Dataset excerpt
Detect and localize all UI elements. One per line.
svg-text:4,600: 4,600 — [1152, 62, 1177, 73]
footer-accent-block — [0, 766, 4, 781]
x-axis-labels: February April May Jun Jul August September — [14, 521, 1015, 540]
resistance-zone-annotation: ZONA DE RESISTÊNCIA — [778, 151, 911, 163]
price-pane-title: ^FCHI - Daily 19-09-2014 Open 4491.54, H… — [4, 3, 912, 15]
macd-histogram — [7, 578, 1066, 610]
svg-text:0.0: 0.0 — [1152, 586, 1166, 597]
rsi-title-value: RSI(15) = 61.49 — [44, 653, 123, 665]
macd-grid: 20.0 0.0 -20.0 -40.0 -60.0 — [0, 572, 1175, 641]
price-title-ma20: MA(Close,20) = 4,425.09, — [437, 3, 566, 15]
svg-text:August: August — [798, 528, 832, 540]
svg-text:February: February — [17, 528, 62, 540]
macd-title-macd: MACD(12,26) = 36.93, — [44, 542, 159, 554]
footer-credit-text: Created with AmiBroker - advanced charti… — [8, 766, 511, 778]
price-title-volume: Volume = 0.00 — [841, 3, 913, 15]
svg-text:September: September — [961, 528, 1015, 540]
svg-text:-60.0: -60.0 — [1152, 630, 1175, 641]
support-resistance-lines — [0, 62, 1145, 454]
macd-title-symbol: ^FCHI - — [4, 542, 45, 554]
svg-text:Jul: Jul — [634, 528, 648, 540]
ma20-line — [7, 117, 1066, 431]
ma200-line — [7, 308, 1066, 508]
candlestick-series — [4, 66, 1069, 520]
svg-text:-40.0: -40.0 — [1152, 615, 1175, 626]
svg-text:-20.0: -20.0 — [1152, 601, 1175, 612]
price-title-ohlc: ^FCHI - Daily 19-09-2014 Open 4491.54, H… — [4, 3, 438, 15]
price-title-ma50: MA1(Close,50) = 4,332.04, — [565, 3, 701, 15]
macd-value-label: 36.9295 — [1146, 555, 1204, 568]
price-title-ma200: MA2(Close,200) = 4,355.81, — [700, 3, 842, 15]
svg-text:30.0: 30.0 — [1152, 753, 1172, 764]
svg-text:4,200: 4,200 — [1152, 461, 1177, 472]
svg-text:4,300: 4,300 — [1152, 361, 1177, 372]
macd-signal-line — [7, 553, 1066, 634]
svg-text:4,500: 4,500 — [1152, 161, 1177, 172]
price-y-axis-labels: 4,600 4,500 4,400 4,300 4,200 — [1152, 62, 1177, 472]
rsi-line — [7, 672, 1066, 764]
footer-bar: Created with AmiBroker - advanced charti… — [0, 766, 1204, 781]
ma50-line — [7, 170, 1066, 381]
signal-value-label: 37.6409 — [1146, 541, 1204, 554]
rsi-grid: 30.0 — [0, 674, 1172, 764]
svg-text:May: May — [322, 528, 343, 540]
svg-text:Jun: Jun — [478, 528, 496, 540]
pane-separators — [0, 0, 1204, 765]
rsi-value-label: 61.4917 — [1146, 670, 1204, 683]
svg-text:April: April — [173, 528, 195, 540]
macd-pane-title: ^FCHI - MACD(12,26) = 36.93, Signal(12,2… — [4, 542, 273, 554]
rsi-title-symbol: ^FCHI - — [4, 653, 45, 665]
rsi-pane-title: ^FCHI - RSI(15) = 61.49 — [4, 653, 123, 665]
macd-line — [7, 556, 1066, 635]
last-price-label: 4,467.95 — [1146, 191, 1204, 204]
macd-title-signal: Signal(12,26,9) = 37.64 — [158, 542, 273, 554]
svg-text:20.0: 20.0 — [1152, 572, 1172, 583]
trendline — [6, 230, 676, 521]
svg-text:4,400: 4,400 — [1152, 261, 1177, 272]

▸ Short exercise
Can you transcribe the rows from the first one through the row that contains "signal-value-label: 37.6409 —", including both ends, and reproduce each of them without any change?

▸ The completed task
Detect and localize all UI elements. One per line.
svg-text:4,600: 4,600 — [1152, 62, 1177, 73]
footer-accent-block — [0, 766, 4, 781]
x-axis-labels: February April May Jun Jul August September — [14, 521, 1015, 540]
resistance-zone-annotation: ZONA DE RESISTÊNCIA — [778, 151, 911, 163]
price-pane-title: ^FCHI - Daily 19-09-2014 Open 4491.54, H… — [4, 3, 912, 15]
macd-histogram — [7, 578, 1066, 610]
svg-text:0.0: 0.0 — [1152, 586, 1166, 597]
rsi-title-value: RSI(15) = 61.49 — [44, 653, 123, 665]
macd-grid: 20.0 0.0 -20.0 -40.0 -60.0 — [0, 572, 1175, 641]
price-title-ma20: MA(Close,20) = 4,425.09, — [437, 3, 566, 15]
svg-text:August: August — [798, 528, 832, 540]
svg-text:February: February — [17, 528, 62, 540]
macd-title-macd: MACD(12,26) = 36.93, — [44, 542, 159, 554]
footer-credit-text: Created with AmiBroker - advanced charti… — [8, 766, 511, 778]
price-title-volume: Volume = 0.00 — [841, 3, 913, 15]
svg-text:September: September — [961, 528, 1015, 540]
svg-text:-60.0: -60.0 — [1152, 630, 1175, 641]
support-resistance-lines — [0, 62, 1145, 454]
macd-title-symbol: ^FCHI - — [4, 542, 45, 554]
svg-text:Jul: Jul — [634, 528, 648, 540]
ma20-line — [7, 117, 1066, 431]
ma200-line — [7, 308, 1066, 508]
candlestick-series — [4, 66, 1069, 520]
svg-text:-40.0: -40.0 — [1152, 615, 1175, 626]
svg-text:-20.0: -20.0 — [1152, 601, 1175, 612]
price-title-ohlc: ^FCHI - Daily 19-09-2014 Open 4491.54, H… — [4, 3, 438, 15]
price-title-ma50: MA1(Close,50) = 4,332.04, — [565, 3, 701, 15]
macd-value-label: 36.9295 — [1146, 555, 1204, 568]
price-title-ma200: MA2(Close,200) = 4,355.81, — [700, 3, 842, 15]
svg-text:30.0: 30.0 — [1152, 753, 1172, 764]
svg-text:4,200: 4,200 — [1152, 461, 1177, 472]
svg-text:4,300: 4,300 — [1152, 361, 1177, 372]
macd-signal-line — [7, 553, 1066, 634]
svg-text:4,500: 4,500 — [1152, 161, 1177, 172]
price-y-axis-labels: 4,600 4,500 4,400 4,300 4,200 — [1152, 62, 1177, 472]
rsi-line — [7, 672, 1066, 764]
footer-bar: Created with AmiBroker - advanced charti… — [0, 766, 1204, 781]
ma50-line — [7, 170, 1066, 381]
signal-value-label: 37.6409 — [1146, 541, 1204, 554]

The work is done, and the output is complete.